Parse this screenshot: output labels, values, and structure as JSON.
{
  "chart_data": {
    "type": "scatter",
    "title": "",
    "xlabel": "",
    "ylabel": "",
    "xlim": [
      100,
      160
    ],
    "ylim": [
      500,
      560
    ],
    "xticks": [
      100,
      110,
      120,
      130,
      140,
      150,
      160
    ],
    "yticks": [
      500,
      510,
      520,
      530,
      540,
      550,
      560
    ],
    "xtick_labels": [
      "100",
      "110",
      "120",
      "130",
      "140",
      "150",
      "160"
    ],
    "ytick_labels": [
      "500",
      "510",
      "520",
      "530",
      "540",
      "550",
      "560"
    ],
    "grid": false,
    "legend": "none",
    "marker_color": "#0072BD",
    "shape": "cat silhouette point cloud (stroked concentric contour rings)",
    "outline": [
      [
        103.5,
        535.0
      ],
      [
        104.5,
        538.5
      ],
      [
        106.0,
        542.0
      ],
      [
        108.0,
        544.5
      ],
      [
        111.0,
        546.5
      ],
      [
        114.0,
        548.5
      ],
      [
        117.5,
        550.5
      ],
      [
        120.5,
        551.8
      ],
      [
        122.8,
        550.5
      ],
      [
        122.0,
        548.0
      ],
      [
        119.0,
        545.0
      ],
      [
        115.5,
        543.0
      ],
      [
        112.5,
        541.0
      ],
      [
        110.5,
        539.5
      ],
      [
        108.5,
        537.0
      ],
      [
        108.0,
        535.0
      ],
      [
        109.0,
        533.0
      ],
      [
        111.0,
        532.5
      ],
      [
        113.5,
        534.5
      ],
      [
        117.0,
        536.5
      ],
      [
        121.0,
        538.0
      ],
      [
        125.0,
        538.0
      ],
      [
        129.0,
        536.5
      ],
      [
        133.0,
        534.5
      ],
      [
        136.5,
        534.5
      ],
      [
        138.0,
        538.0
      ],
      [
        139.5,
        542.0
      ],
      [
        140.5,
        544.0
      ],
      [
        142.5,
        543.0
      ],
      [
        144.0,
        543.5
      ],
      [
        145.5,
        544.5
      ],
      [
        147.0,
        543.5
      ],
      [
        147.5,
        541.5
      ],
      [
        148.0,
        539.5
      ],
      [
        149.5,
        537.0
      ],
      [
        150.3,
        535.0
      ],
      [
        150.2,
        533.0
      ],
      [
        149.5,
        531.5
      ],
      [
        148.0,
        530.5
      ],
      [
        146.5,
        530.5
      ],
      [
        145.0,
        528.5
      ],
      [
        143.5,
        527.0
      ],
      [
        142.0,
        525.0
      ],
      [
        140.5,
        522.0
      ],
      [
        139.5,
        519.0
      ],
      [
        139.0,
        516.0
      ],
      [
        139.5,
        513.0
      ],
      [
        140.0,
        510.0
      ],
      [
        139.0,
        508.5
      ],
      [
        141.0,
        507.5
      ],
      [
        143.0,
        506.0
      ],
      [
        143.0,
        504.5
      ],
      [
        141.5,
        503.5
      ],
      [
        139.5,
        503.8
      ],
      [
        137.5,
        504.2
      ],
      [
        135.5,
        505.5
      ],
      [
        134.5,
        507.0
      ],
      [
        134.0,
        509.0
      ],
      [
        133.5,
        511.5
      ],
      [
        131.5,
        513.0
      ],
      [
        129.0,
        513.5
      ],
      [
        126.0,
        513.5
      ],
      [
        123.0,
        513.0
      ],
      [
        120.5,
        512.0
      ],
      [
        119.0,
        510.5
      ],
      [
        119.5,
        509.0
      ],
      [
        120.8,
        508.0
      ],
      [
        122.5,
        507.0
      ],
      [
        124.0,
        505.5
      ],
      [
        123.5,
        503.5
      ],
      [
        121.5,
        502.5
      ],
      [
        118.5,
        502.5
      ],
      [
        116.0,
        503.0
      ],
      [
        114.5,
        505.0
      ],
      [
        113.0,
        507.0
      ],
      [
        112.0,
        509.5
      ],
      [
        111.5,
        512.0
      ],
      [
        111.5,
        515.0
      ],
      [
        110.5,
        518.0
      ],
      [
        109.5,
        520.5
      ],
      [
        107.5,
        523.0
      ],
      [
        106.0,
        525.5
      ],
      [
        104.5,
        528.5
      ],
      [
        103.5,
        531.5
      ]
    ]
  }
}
# # # # #
Goal
Every record shown above must be echoed exactly.

The solution
Parse this screenshot: output labels, values, and structure as JSON.
{
  "chart_data": {
    "type": "scatter",
    "title": "",
    "xlabel": "",
    "ylabel": "",
    "xlim": [
      100,
      160
    ],
    "ylim": [
      500,
      560
    ],
    "xticks": [
      100,
      110,
      120,
      130,
      140,
      150,
      160
    ],
    "yticks": [
      500,
      510,
      520,
      530,
      540,
      550,
      560
    ],
    "xtick_labels": [
      "100",
      "110",
      "120",
      "130",
      "140",
      "150",
      "160"
    ],
    "ytick_labels": [
      "500",
      "510",
      "520",
      "530",
      "540",
      "550",
      "560"
    ],
    "grid": false,
    "legend": "none",
    "marker_color": "#0072BD",
    "shape": "cat silhouette point cloud (stroked concentric contour rings)",
    "outline": [
      [
        103.5,
        535.0
      ],
      [
        104.5,
        538.5
      ],
      [
        106.0,
        542.0
      ],
      [
        108.0,
        544.5
      ],
      [
        111.0,
        546.5
      ],
      [
        114.0,
        548.5
      ],
      [
        117.5,
        550.5
      ],
      [
        120.5,
        551.8
      ],
      [
        122.8,
        550.5
      ],
      [
        122.0,
        548.0
      ],
      [
        119.0,
        545.0
      ],
      [
        115.5,
        543.0
      ],
      [
        112.5,
        541.0
      ],
      [
        110.5,
        539.5
      ],
      [
        108.5,
        537.0
      ],
      [
        108.0,
        535.0
      ],
      [
        109.0,
        533.0
      ],
      [
        111.0,
        532.5
      ],
      [
        113.5,
        534.5
      ],
      [
        117.0,
        536.5
      ],
      [
        121.0,
        538.0
      ],
      [
        125.0,
        538.0
      ],
      [
        129.0,
        536.5
      ],
      [
        133.0,
        534.5
      ],
      [
        136.5,
        534.5
      ],
      [
        138.0,
        538.0
      ],
      [
        139.5,
        542.0
      ],
      [
        140.5,
        544.0
      ],
      [
        142.5,
        543.0
      ],
      [
        144.0,
        543.5
      ],
      [
        145.5,
        544.5
      ],
      [
        147.0,
        543.5
      ],
      [
        147.5,
        541.5
      ],
      [
        148.0,
        539.5
      ],
      [
        149.5,
        537.0
      ],
      [
        150.3,
        535.0
      ],
      [
        150.2,
        533.0
      ],
      [
        149.5,
        531.5
      ],
      [
        148.0,
        530.5
      ],
      [
        146.5,
        530.5
      ],
      [
        145.0,
        528.5
      ],
      [
        143.5,
        527.0
      ],
      [
        142.0,
        525.0
      ],
      [
        140.5,
        522.0
      ],
      [
        139.5,
        519.0
      ],
      [
        139.0,
        516.0
      ],
      [
        139.5,
        513.0
      ],
      [
        140.0,
        510.0
      ],
      [
        139.0,
        508.5
      ],
      [
        141.0,
        507.5
      ],
      [
        143.0,
        506.0
      ],
      [
        143.0,
        504.5
      ],
      [
        141.5,
        503.5
      ],
      [
        139.5,
        503.8
      ],
      [
        137.5,
        504.2
      ],
      [
        135.5,
        505.5
      ],
      [
        134.5,
        507.0
      ],
      [
        134.0,
        509.0
      ],
      [
        133.5,
        511.5
      ],
      [
        131.5,
        513.0
      ],
      [
        129.0,
        513.5
      ],
      [
        126.0,
        513.5
      ],
      [
        123.0,
        513.0
      ],
      [
        120.5,
        512.0
      ],
      [
        119.0,
        510.5
      ],
      [
        119.5,
        509.0
      ],
      [
        120.8,
        508.0
      ],
      [
        122.5,
        507.0
      ],
      [
        124.0,
        505.5
      ],
      [
        123.5,
        503.5
      ],
      [
        121.5,
        502.5
      ],
      [
        118.5,
        502.5
      ],
      [
        116.0,
        503.0
      ],
      [
        114.5,
        505.0
      ],
      [
        113.0,
        507.0
      ],
      [
        112.0,
        509.5
      ],
      [
        111.5,
        512.0
      ],
      [
        111.5,
        515.0
      ],
      [
        110.5,
        518.0
      ],
      [
        109.5,
        520.5
      ],
      [
        107.5,
        523.0
      ],
      [
        106.0,
        525.5
      ],
      [
        104.5,
        528.5
      ],
      [
        103.5,
        531.5
      ]
    ]
  }
}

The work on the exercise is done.